§ **Enunciado A**
¿Puedes pasar a una lista JSON de cadenas las entradas que van desde la línea que contiene "mask-icon[interactable]: ◙: [408, 238, 412, 245]" hasta la línea que contiene "lock-icons[interactable]: ▦ ✎", ambas incluidas? Pon una cadena por línea y omite las líneas en blanco.

Justificarse una y otra vez. Dar pruebas de blancura.

Yo no decidí ser mujer. Decidí asumir que lo era.


***


Pienso en todos los que ya no están. En los que no fueron amados, en los rechazados, en las niñas de la tele paradas en las esquinas. Porque si somos víctimas o lo fuimos, no ha sido por una situación masoquista creada por nosotros; fue algo que se nos impuso desde los ojos inquisidores que no entienden que la diversidad es nuestra mayor riqueza.

Muchos suelen decir, con falsa compasión, que nuestro problema es nacer en un cuerpo equivocado. Duele y ofende y no hablo solo por mí, hablo por la memoria de millones de personas que se han ido ante la mirada indiferente de cómplices pasivos que nunca hicieron nada. Y esto está pasando ahora, mientras escribo, mientras lees.

Alguien, en este preciso momento, está pensando en morir por “nacer en un cuerpo equivocado”.

Nadie nace en un cuerpo equivocado.

Yo nací en este cuerpo y es mi casa, mi templo. Mi cuerpo no está equivocado, tampoco mi corazón o mi cabeza. No estoy en un cuerpo que no me corresponde. Este es mi cuerpo.

Mi cuerpo no es una celda. Mi cuerpo es vida y puedo crear con él lo que yo quiera.

También es un campo de batalla político. El cuerpo de todas las mujeres es un cuerpo político.

Por eso dejé de justificarme.

Porque todas las humillaciones y todos los miedos me dieron mis armas de resistencia.

§ **Entradas del conjunto de datos**

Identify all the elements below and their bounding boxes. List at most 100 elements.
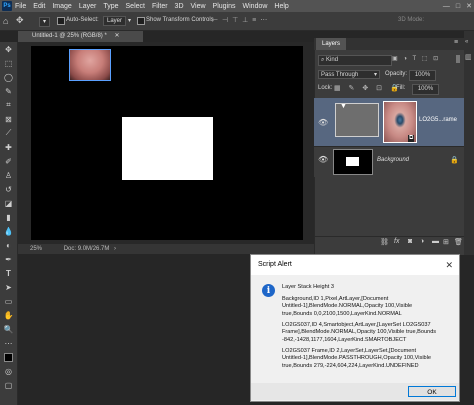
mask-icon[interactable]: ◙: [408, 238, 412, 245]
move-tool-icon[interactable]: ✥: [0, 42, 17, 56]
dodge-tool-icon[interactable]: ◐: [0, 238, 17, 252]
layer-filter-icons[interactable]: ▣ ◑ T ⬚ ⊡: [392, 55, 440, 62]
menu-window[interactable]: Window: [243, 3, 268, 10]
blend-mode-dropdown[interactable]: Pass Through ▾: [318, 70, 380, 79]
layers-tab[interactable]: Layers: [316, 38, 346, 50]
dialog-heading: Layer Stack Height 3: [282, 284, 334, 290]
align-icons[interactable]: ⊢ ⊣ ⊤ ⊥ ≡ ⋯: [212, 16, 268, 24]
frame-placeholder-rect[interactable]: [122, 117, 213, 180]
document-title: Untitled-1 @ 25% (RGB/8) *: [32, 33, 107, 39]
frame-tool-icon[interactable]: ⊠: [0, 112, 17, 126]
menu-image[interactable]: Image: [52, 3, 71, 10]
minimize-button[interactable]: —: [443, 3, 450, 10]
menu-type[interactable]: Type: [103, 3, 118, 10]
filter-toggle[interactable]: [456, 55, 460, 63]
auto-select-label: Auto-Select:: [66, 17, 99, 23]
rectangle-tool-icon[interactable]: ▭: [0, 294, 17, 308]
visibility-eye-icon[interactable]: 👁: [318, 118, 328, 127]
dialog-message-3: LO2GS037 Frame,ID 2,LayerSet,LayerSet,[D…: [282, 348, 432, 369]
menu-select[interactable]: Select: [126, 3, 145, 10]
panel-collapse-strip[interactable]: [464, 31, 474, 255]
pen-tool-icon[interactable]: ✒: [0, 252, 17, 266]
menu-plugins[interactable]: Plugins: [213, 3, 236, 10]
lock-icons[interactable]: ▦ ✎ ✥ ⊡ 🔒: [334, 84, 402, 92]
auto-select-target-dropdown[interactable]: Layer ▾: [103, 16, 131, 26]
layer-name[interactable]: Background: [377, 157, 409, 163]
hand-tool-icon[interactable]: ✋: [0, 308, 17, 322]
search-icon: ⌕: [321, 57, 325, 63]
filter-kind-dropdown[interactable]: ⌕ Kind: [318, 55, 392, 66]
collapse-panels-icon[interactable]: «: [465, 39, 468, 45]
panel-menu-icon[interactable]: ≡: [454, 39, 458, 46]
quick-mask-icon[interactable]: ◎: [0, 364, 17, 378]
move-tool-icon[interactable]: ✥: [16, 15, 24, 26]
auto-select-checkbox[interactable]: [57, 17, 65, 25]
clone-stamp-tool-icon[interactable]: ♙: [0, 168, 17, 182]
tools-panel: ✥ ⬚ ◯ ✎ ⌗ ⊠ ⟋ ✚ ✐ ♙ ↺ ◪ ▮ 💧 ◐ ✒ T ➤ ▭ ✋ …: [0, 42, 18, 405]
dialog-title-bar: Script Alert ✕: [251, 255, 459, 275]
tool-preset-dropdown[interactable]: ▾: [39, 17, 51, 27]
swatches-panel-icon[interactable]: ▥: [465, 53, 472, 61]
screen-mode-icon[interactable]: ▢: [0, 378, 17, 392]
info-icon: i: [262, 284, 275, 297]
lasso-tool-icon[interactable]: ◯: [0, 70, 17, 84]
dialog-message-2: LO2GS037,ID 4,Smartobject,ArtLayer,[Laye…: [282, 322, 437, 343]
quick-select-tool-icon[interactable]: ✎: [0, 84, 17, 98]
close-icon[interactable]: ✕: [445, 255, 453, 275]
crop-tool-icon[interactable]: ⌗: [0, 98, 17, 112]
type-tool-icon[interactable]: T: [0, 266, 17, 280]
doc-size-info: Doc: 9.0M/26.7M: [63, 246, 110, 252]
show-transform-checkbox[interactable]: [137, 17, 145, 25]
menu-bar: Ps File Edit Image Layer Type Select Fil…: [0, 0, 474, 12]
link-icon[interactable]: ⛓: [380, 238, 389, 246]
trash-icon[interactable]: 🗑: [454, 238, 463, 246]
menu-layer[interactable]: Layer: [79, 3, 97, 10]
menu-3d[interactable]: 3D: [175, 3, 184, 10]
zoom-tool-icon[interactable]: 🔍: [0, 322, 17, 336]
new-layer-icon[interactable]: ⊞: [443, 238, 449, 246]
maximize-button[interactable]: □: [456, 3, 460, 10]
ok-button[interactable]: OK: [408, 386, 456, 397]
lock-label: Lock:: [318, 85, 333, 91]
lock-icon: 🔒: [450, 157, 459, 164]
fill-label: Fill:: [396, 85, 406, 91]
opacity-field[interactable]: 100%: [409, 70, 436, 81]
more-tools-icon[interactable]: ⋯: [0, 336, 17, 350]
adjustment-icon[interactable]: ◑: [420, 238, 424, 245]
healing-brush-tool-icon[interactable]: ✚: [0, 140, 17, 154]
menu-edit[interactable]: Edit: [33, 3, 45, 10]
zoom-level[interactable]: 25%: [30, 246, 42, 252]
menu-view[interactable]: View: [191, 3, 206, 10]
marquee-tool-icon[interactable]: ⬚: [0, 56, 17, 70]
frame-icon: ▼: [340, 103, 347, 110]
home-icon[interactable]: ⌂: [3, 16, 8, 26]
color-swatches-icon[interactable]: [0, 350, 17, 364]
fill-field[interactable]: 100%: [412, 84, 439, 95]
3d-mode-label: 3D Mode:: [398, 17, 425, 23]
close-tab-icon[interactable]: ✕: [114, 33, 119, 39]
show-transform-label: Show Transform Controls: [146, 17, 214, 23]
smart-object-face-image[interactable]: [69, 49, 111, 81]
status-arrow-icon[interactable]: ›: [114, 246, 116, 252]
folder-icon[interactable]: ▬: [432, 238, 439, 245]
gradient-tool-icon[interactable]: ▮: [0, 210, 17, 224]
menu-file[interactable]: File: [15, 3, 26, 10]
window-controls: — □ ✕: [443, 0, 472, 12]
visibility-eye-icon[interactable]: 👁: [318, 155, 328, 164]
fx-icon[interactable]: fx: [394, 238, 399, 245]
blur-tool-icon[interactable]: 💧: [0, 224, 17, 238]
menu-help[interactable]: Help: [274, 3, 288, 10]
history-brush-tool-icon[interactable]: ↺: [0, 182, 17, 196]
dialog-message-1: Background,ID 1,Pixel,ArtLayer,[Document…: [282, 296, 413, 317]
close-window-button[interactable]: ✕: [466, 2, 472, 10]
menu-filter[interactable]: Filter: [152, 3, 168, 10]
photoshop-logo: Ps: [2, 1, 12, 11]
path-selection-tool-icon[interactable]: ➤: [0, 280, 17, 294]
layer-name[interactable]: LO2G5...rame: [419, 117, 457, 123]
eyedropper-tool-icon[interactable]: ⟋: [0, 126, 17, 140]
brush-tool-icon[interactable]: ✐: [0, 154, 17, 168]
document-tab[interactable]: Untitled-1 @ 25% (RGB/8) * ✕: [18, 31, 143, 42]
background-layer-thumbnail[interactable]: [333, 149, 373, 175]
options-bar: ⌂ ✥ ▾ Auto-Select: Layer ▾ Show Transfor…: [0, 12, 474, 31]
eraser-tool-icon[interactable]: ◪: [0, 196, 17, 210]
--
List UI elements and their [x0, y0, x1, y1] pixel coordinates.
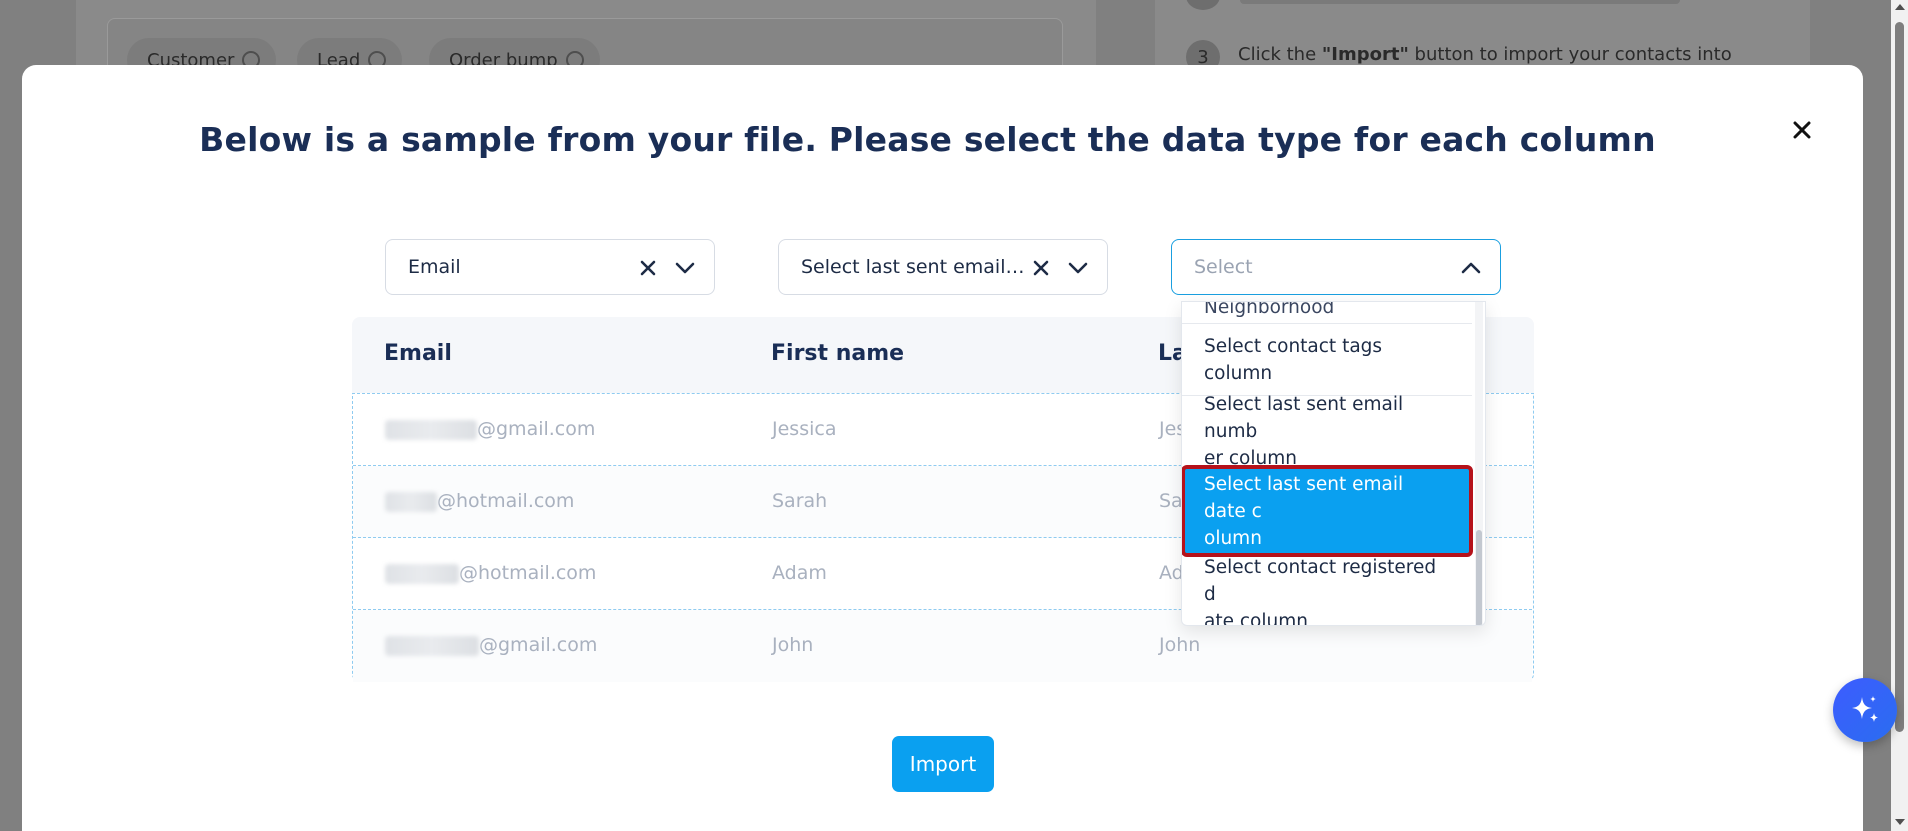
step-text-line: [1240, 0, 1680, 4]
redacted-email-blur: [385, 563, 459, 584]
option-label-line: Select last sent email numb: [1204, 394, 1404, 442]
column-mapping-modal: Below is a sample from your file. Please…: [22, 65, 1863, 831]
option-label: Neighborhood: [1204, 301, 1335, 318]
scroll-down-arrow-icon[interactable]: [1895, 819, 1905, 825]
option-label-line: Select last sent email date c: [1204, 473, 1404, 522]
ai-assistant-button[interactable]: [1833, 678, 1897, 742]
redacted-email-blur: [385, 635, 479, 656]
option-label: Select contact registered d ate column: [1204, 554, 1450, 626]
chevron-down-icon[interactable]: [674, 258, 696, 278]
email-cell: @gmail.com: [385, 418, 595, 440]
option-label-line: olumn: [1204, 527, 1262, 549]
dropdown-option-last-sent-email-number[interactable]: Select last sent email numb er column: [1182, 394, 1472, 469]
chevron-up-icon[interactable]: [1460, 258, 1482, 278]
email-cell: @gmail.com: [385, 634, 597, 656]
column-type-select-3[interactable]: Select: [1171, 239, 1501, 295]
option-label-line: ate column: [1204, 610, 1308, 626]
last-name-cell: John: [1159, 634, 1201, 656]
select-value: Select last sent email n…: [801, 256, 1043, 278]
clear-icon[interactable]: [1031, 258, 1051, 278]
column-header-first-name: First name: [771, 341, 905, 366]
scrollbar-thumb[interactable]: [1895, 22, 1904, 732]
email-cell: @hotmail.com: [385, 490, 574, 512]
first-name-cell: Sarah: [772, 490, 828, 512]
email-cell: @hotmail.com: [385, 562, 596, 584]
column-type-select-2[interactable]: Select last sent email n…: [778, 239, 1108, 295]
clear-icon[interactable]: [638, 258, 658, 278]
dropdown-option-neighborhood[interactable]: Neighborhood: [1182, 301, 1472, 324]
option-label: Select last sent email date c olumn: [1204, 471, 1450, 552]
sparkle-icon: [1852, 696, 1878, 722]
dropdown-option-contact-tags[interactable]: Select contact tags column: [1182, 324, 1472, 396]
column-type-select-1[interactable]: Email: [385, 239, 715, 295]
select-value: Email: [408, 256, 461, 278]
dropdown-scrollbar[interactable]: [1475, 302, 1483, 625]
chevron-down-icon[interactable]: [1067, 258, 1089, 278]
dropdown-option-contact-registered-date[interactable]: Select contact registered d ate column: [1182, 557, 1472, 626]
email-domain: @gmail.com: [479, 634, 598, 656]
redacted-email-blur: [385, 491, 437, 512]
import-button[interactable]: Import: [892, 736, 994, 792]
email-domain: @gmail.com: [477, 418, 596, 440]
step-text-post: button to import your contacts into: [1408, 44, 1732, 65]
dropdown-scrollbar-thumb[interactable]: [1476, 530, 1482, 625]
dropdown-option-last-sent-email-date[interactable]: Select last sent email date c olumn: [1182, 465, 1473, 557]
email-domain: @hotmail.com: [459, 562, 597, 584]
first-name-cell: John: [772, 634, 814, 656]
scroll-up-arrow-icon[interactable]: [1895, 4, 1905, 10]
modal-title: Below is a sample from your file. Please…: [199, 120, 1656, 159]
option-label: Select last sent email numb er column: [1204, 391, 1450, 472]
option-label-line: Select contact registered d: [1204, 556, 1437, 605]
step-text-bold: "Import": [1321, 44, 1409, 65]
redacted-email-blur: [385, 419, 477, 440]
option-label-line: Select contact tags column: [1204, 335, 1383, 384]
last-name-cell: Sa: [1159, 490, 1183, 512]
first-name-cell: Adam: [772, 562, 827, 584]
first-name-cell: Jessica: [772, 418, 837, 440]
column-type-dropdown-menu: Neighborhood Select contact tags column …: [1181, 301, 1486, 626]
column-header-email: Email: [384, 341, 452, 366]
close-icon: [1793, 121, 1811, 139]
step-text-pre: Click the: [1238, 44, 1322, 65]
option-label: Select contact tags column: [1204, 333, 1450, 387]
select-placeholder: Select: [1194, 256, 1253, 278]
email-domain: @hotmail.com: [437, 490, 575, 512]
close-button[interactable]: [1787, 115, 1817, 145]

§ **Enunciado B**
¿Concuerdan con el fragmento las siguientes afirmaciones? Responde sí o no para cada una y cita las palabras exactas del fragmento que lo deciden.
(i) El fragmento afirma que nadie nace en un cuerpo equivocado.
(ii) Quien escribe describe su cuerpo como una celda.
(iii) Según el fragmento, las humillaciones y los miedos le quitaron a quien escribe la capacidad de resistir.

§ **Resultado A**
[
  "mask-icon[interactable]: ◙: [408, 238, 412, 245]",
  "move-tool-icon[interactable]: ✥: [0, 42, 17, 56]",
  "dodge-tool-icon[interactable]: ◐: [0, 238, 17, 252]",
  "layer-filter-icons[interactable]: ▣ ◑ T ⬚ ⊡: [392, 55, 440, 62]",
  "menu-window[interactable]: Window: [243, 3, 268, 10]",
  "blend-mode-dropdown[interactable]: Pass Through ▾: [318, 70, 380, 79]",
  "layers-tab[interactable]: Layers: [316, 38, 346, 50]",
  "dialog-heading: Layer Stack Height 3: [282, 284, 334, 290]",
  "align-icons[interactable]: ⊢ ⊣ ⊤ ⊥ ≡ ⋯: [212, 16, 268, 24]",
  "frame-placeholder-rect[interactable]: [122, 117, 213, 180]",
  "document-title: Untitled-1 @ 25% (RGB/8) *: [32, 33, 107, 39]",
  "frame-tool-icon[interactable]: ⊠: [0, 112, 17, 126]",
  "menu-image[interactable]: Image: [52, 3, 71, 10]",
  "minimize-button[interactable]: —: [443, 3, 450, 10]",
  "menu-type[interactable]: Type: [103, 3, 118, 10]",
  "filter-toggle[interactable]: [456, 55, 460, 63]",
  "auto-select-label: Auto-Select:: [66, 17, 99, 23]",
  "rectangle-tool-icon[interactable]: ▭: [0, 294, 17, 308]",
  "visibility-eye-icon[interactable]: 👁: [318, 118, 328, 127]",
  "dialog-message-3: LO2GS037 Frame,ID 2,LayerSet,LayerSet,[D…: [282, 348, 432, 369]",
  "menu-select[interactable]: Select: [126, 3, 145, 10]",
  "panel-collapse-strip[interactable]: [464, 31, 474, 255]",
  "pen-tool-icon[interactable]: ✒: [0, 252, 17, 266]",
  "menu-plugins[interactable]: Plugins: [213, 3, 236, 10]",
  "lock-icons[interactable]: ▦ ✎ ✥ ⊡ 🔒: [334, 84, 402, 92]"
]

§ **Resultado B**
(i) Sí: «Nadie nace en un cuerpo equivocado.»
(ii) No: «Mi cuerpo no es una celda.»
(iii) No: «todas las humillaciones y todos los miedos me dieron mis armas de resistencia.»